**THE TASK**
Give the number of lines holding the string "shortcut" and nothing more.

**MATERIAL FOR THIS EXERCISE**
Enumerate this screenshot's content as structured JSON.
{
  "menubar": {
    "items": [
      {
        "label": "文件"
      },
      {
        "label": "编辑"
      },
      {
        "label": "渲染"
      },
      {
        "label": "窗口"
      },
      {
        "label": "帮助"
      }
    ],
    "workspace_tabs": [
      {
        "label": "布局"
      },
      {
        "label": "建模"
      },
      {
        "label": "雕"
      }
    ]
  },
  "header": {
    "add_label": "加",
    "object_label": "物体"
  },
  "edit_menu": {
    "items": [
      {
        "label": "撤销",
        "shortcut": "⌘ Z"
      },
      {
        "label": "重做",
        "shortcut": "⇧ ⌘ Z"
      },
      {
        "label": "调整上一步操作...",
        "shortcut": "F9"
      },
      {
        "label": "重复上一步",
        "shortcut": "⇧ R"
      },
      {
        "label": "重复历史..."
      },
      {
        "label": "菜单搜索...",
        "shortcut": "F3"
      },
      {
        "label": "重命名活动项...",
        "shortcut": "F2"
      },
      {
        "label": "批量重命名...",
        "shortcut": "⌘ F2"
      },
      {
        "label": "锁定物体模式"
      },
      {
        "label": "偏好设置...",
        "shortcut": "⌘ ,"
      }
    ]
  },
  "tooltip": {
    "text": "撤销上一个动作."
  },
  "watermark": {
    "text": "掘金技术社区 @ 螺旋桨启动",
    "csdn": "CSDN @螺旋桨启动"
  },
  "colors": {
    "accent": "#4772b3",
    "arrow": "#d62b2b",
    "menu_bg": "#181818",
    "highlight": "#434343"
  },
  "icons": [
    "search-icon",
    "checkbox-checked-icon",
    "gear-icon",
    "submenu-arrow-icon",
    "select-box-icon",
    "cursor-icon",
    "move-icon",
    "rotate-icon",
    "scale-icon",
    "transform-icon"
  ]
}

**REPLY**
8